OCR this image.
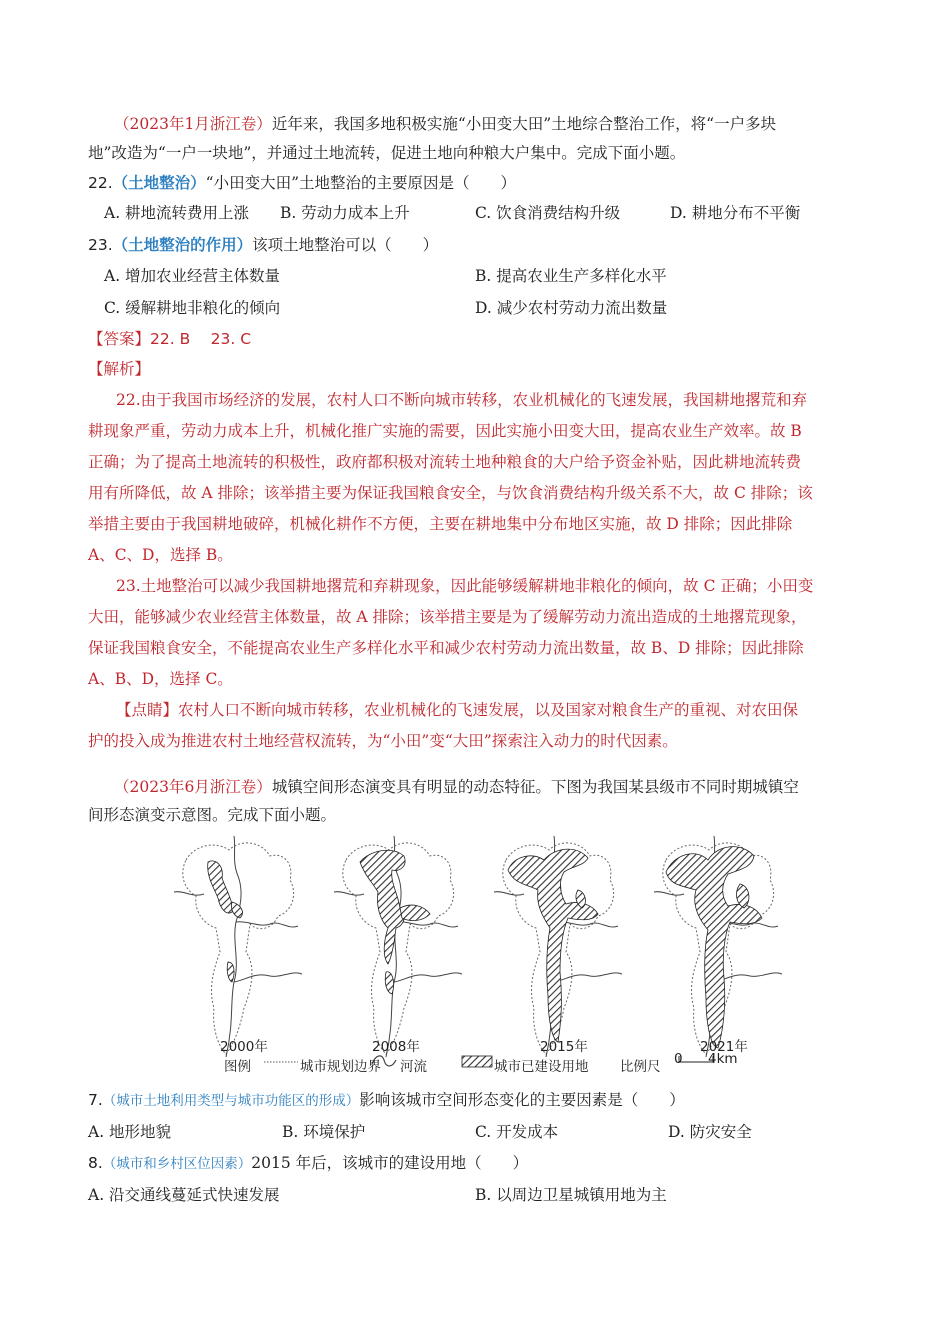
（2023年1月浙江卷）近年来，我国多地积极实施“小田变大田”土地综合整治工作，将“一户多块
地”改造为“一户一块地”，并通过土地流转，促进土地向种粮大户集中。完成下面小题。
22.（土地整治）“小田变大田”土地整治的主要原因是（　　）
A. 耕地流转费用上涨 B. 劳动力成本上升	C. 饮食消费结构升级	D. 耕地分布不平衡
23.（土地整治的作用）该项土地整治可以（　　）
A. 增加农业经营主体数量	B. 提高农业生产多样化水平
C. 缓解耕地非粮化的倾向	D. 减少农村劳动力流出数量
【答案】22. B　 23. C
【解析】
22.由于我国市场经济的发展，农村人口不断向城市转移，农业机械化的飞速发展，我国耕地撂荒和弃
耕现象严重，劳动力成本上升，机械化推广实施的需要，因此实施小田变大田，提高农业生产效率。故 B
正确；为了提高土地流转的积极性，政府都积极对流转土地种粮食的大户给予资金补贴，因此耕地流转费
用有所降低，故 A 排除；该举措主要为保证我国粮食安全，与饮食消费结构升级关系不大，故 C 排除；该
举措主要由于我国耕地破碎，机械化耕作不方便，主要在耕地集中分布地区实施，故 D 排除；因此排除
A、C、D，选择 B。
23.土地整治可以减少我国耕地撂荒和弃耕现象，因此能够缓解耕地非粮化的倾向，故 C 正确；小田变
大田，能够减少农业经营主体数量，故 A 排除；该举措主要是为了缓解劳动力流出造成的土地撂荒现象，
保证我国粮食安全，不能提高农业生产多样化水平和减少农村劳动力流出数量，故 B、D 排除；因此排除
A、B、D，选择 C。
【点睛】农村人口不断向城市转移，农业机械化的飞速发展，以及国家对粮食生产的重视、对农田保
护的投入成为推进农村土地经营权流转，为“小田”变“大田”探索注入动力的时代因素。
（2023年6月浙江卷）城镇空间形态演变具有明显的动态特征。下图为我国某县级市不同时期城镇空
间形态演变示意图。完成下面小题。
2000年	2008年	2015年	2021年
图例	城市规划边界 河流	城市已建设用地 比例尺 0 4km
7.（城市土地利用类型与城市功能区的形成）影响该城市空间形态变化的主要因素是（　　）
A. 地形地貌	B. 环境保护	C. 开发成本	D. 防灾安全
8.（城市和乡村区位因素）2015 年后，该城市的建设用地（　　）
A. 沿交通线蔓延式快速发展	B. 以周边卫星城镇用地为主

**Objective:** Make an exact copy of all entries above, dropping the images.

**Solution:**
OCR this image.
（2023年1月浙江卷）近年来，我国多地积极实施“小田变大田”土地综合整治工作，将“一户多块
地”改造为“一户一块地”，并通过土地流转，促进土地向种粮大户集中。完成下面小题。
22.（土地整治）“小田变大田”土地整治的主要原因是（　　）
A. 耕地流转费用上涨 B. 劳动力成本上升	C. 饮食消费结构升级	D. 耕地分布不平衡
23.（土地整治的作用）该项土地整治可以（　　）
A. 增加农业经营主体数量	B. 提高农业生产多样化水平
C. 缓解耕地非粮化的倾向	D. 减少农村劳动力流出数量
【答案】22. B　 23. C
【解析】
22.由于我国市场经济的发展，农村人口不断向城市转移，农业机械化的飞速发展，我国耕地撂荒和弃
耕现象严重，劳动力成本上升，机械化推广实施的需要，因此实施小田变大田，提高农业生产效率。故 B
正确；为了提高土地流转的积极性，政府都积极对流转土地种粮食的大户给予资金补贴，因此耕地流转费
用有所降低，故 A 排除；该举措主要为保证我国粮食安全，与饮食消费结构升级关系不大，故 C 排除；该
举措主要由于我国耕地破碎，机械化耕作不方便，主要在耕地集中分布地区实施，故 D 排除；因此排除
A、C、D，选择 B。
23.土地整治可以减少我国耕地撂荒和弃耕现象，因此能够缓解耕地非粮化的倾向，故 C 正确；小田变
大田，能够减少农业经营主体数量，故 A 排除；该举措主要是为了缓解劳动力流出造成的土地撂荒现象，
保证我国粮食安全，不能提高农业生产多样化水平和减少农村劳动力流出数量，故 B、D 排除；因此排除
A、B、D，选择 C。
【点睛】农村人口不断向城市转移，农业机械化的飞速发展，以及国家对粮食生产的重视、对农田保
护的投入成为推进农村土地经营权流转，为“小田”变“大田”探索注入动力的时代因素。
（2023年6月浙江卷）城镇空间形态演变具有明显的动态特征。下图为我国某县级市不同时期城镇空
间形态演变示意图。完成下面小题。
2000年	2008年	2015年	2021年
图例	城市规划边界 河流	城市已建设用地 比例尺 0 4km
7.（城市土地利用类型与城市功能区的形成）影响该城市空间形态变化的主要因素是（　　）
A. 地形地貌	B. 环境保护	C. 开发成本	D. 防灾安全
8.（城市和乡村区位因素）2015 年后，该城市的建设用地（　　）
A. 沿交通线蔓延式快速发展	B. 以周边卫星城镇用地为主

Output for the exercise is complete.